- [Rows from a figure dataset]:
BEGIN
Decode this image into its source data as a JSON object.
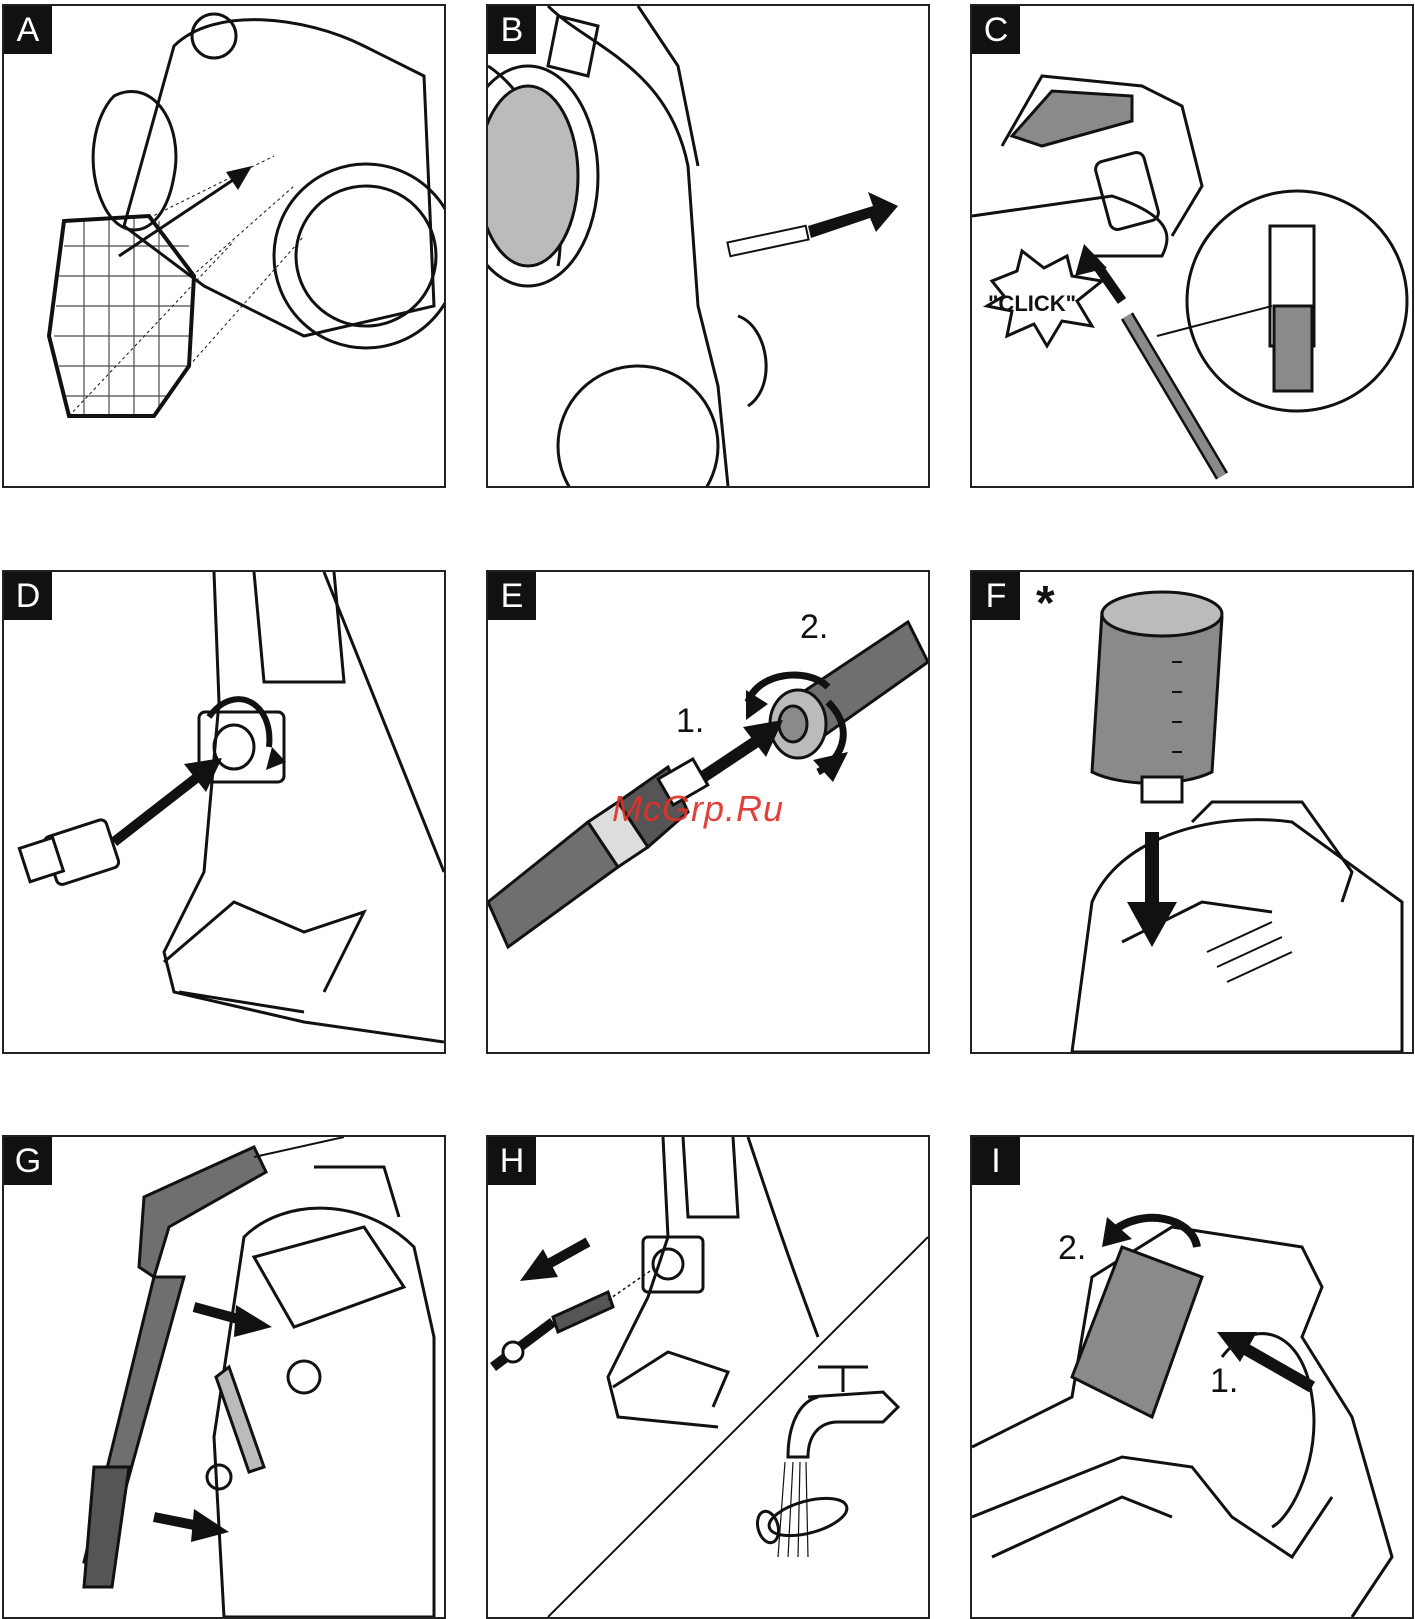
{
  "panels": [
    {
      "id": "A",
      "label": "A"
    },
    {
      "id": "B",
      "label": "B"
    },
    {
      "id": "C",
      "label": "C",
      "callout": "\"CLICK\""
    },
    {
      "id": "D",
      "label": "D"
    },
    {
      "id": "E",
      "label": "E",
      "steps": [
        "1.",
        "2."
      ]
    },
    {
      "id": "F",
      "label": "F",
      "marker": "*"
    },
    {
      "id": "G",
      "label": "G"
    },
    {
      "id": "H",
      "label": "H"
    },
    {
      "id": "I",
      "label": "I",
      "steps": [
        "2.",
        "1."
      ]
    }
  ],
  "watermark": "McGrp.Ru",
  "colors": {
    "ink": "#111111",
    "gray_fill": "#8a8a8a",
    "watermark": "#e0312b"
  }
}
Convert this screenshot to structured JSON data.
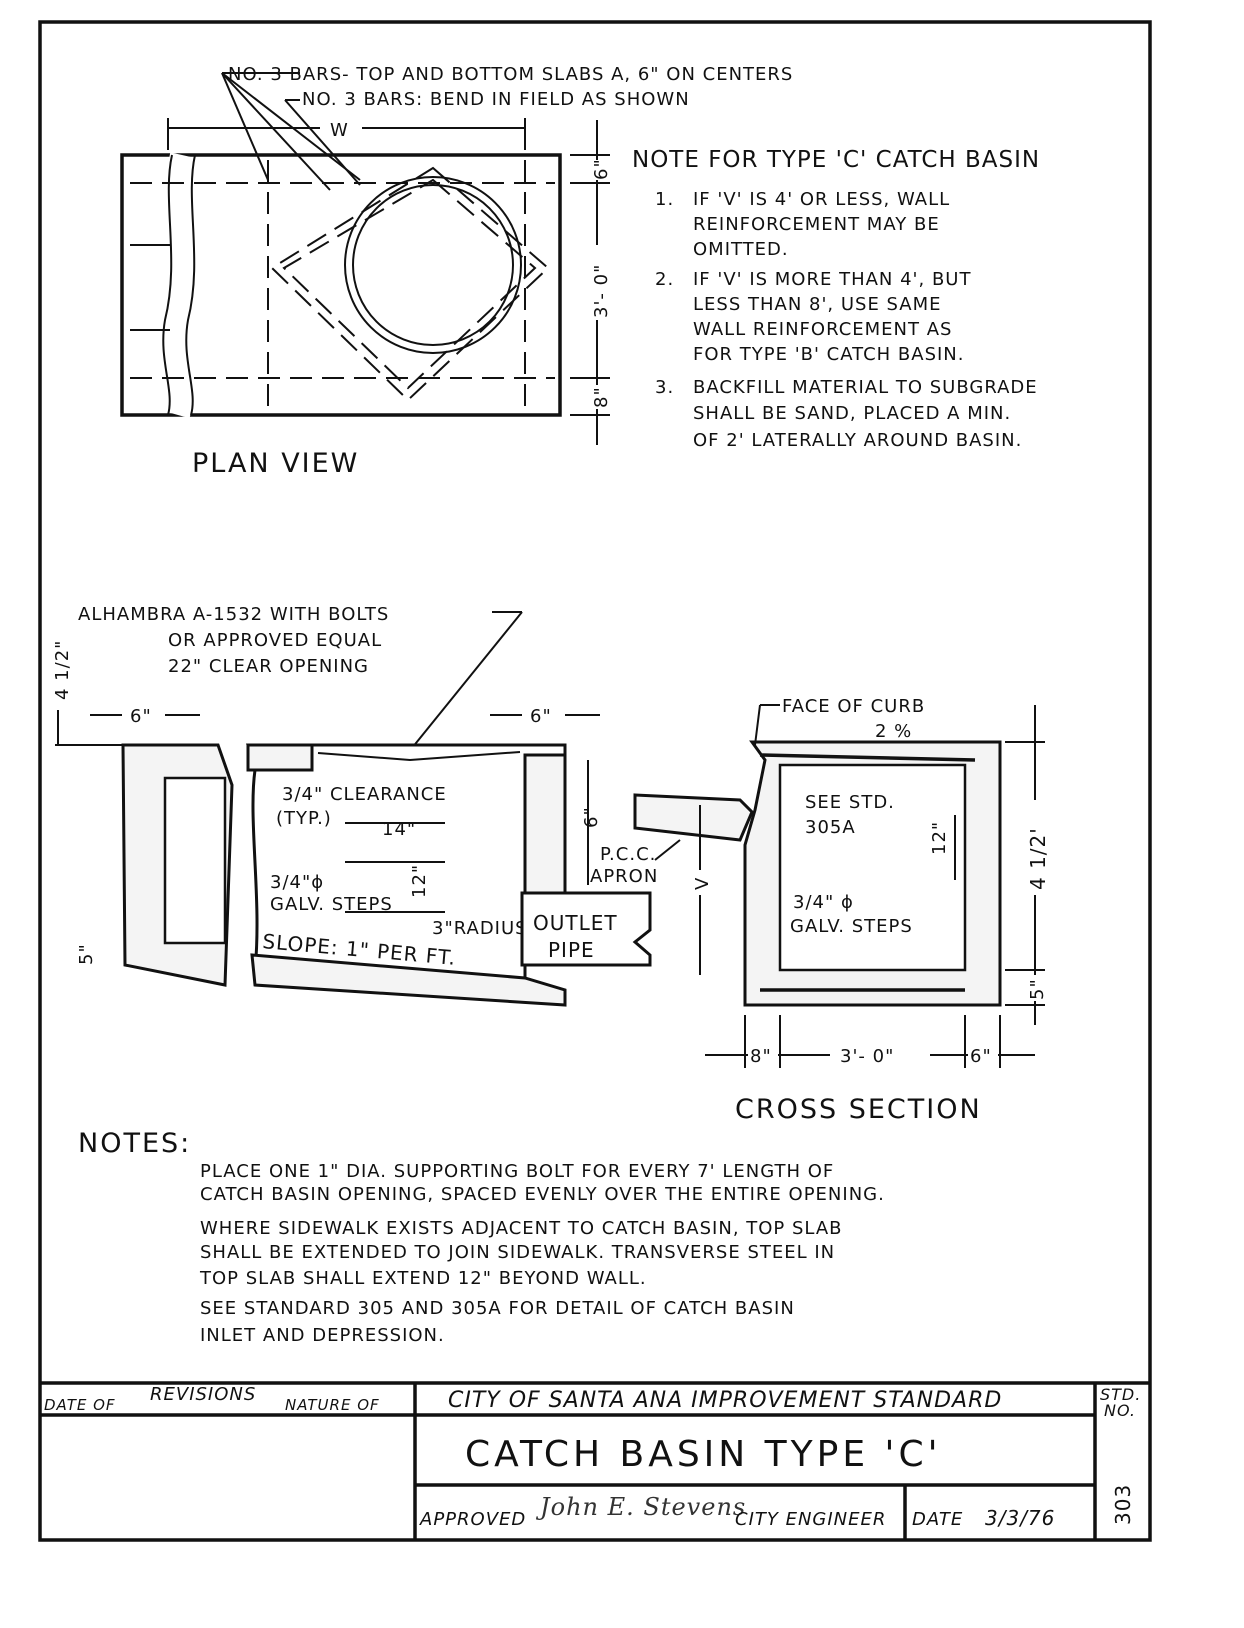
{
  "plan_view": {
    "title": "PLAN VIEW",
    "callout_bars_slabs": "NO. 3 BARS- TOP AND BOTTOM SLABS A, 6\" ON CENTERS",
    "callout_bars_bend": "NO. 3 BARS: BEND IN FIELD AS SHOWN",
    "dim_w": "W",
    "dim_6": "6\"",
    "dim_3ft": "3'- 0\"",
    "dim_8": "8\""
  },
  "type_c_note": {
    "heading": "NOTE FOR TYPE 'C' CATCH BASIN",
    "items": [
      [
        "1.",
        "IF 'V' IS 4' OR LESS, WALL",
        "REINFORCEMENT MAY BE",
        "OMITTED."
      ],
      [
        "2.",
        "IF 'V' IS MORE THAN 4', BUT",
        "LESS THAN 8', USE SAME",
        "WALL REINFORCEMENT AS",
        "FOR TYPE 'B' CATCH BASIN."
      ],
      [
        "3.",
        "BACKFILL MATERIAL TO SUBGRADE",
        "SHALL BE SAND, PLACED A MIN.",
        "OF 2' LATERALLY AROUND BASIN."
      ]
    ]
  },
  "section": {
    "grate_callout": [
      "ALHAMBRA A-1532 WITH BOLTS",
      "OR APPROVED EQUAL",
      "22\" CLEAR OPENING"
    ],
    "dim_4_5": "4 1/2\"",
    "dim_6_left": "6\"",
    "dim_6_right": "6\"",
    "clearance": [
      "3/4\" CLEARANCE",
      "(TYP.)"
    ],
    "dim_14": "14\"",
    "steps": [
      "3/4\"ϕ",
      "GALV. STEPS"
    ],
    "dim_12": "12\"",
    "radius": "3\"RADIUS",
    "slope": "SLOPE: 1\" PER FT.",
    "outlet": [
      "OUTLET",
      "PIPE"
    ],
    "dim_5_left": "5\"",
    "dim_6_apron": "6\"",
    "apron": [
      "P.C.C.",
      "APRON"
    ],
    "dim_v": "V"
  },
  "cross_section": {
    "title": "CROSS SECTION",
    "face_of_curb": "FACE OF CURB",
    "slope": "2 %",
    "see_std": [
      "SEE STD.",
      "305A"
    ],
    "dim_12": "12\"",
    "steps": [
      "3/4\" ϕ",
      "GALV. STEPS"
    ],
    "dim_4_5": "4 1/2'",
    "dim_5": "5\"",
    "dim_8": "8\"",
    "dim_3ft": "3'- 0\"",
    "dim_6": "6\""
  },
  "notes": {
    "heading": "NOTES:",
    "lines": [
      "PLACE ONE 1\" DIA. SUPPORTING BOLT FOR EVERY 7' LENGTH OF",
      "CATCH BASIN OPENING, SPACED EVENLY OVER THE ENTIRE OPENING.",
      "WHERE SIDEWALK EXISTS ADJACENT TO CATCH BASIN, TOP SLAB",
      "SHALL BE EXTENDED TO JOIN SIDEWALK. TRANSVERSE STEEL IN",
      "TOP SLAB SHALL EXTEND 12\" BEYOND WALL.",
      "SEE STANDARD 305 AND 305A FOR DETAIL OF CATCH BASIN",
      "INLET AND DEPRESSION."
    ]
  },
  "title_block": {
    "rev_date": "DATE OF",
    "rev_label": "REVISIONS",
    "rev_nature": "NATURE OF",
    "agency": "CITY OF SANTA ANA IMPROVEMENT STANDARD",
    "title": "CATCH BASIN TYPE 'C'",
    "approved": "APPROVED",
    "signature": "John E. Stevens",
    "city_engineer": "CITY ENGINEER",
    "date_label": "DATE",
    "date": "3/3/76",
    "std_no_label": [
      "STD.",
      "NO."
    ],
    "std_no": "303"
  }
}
END
BEGIN
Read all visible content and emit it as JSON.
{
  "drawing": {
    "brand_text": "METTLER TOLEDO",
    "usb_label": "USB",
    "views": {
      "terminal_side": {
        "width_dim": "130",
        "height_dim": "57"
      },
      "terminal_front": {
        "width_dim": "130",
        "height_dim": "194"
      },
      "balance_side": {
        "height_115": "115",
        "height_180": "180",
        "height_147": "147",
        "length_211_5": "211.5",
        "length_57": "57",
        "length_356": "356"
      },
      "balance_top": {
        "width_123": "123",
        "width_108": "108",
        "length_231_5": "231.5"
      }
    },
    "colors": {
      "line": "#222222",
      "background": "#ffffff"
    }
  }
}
END
- [What you need to do]: Return every line holding the word "CATCH" from the records.

- [Exercise result]:
    "heading": "NOTE FOR TYPE 'C' CATCH BASIN",
        "FOR TYPE 'B' CATCH BASIN."
      "CATCH BASIN OPENING, SPACED EVENLY OVER THE ENTIRE OPENING.",
      "WHERE SIDEWALK EXISTS ADJACENT TO CATCH BASIN, TOP SLAB",
      "SEE STANDARD 305 AND 305A FOR DETAIL OF CATCH BASIN",
    "title": "CATCH BASIN TYPE 'C'",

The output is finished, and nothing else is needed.